## [Extracted records]
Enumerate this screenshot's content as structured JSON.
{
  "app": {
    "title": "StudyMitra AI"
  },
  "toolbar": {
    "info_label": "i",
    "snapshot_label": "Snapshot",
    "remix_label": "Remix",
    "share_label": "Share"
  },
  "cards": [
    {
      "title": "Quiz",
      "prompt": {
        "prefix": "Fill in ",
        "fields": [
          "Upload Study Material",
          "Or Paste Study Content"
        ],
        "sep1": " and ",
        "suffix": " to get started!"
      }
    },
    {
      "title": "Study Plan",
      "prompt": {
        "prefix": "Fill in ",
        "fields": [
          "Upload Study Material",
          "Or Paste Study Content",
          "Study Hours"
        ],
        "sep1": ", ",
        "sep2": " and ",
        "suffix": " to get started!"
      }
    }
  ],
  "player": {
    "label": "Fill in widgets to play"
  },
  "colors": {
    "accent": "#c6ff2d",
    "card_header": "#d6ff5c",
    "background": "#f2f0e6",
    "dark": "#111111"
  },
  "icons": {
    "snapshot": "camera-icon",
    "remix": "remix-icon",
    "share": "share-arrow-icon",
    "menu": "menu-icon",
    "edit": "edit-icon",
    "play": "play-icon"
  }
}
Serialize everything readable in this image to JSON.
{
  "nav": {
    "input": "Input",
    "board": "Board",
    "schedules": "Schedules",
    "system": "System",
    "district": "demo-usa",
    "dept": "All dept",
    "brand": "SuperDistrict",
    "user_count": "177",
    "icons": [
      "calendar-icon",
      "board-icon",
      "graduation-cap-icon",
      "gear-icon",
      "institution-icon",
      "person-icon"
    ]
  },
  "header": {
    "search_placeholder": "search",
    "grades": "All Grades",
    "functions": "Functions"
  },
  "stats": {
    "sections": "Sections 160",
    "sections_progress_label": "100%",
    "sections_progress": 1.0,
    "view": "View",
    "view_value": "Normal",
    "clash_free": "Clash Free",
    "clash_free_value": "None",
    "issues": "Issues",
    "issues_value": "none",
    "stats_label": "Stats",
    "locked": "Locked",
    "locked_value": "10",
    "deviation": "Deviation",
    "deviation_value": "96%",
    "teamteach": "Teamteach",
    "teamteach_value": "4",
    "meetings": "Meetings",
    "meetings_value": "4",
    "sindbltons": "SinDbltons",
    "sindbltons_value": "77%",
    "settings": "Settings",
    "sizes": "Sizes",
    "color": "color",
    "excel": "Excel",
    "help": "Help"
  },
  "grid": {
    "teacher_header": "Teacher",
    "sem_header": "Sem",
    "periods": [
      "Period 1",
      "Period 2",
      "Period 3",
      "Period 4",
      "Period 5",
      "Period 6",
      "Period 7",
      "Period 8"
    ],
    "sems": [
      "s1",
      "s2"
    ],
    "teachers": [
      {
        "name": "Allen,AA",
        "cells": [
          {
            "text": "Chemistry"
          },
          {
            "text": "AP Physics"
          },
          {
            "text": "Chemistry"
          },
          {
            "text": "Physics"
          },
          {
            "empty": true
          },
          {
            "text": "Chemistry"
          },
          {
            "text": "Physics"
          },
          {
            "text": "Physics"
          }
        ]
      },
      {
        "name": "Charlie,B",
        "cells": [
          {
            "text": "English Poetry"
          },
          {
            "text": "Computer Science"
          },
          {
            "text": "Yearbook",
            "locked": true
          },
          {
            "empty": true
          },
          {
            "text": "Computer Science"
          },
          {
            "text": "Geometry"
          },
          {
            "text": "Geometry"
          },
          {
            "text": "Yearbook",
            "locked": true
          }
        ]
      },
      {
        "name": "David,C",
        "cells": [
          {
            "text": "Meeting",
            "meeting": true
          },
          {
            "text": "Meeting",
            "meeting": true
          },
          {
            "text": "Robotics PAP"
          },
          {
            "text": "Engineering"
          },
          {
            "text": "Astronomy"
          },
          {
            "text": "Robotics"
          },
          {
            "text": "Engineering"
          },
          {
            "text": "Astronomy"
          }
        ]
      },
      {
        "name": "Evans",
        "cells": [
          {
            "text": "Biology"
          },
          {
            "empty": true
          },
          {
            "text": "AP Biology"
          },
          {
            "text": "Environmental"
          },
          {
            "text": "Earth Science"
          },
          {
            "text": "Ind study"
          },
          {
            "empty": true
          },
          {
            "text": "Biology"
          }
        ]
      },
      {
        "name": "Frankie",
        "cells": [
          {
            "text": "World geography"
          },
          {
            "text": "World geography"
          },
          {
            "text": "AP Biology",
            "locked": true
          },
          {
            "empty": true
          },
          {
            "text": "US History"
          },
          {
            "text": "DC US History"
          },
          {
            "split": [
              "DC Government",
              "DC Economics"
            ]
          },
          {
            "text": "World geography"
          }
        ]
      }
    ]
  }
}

## [GIVEN EXERCISE]
Using the listing, copy every line where the word "JSON" shows up.

## [ANSWER TO THIS TASK]
Enumerate this screenshot's content as structured JSON.
Serialize everything readable in this image to JSON.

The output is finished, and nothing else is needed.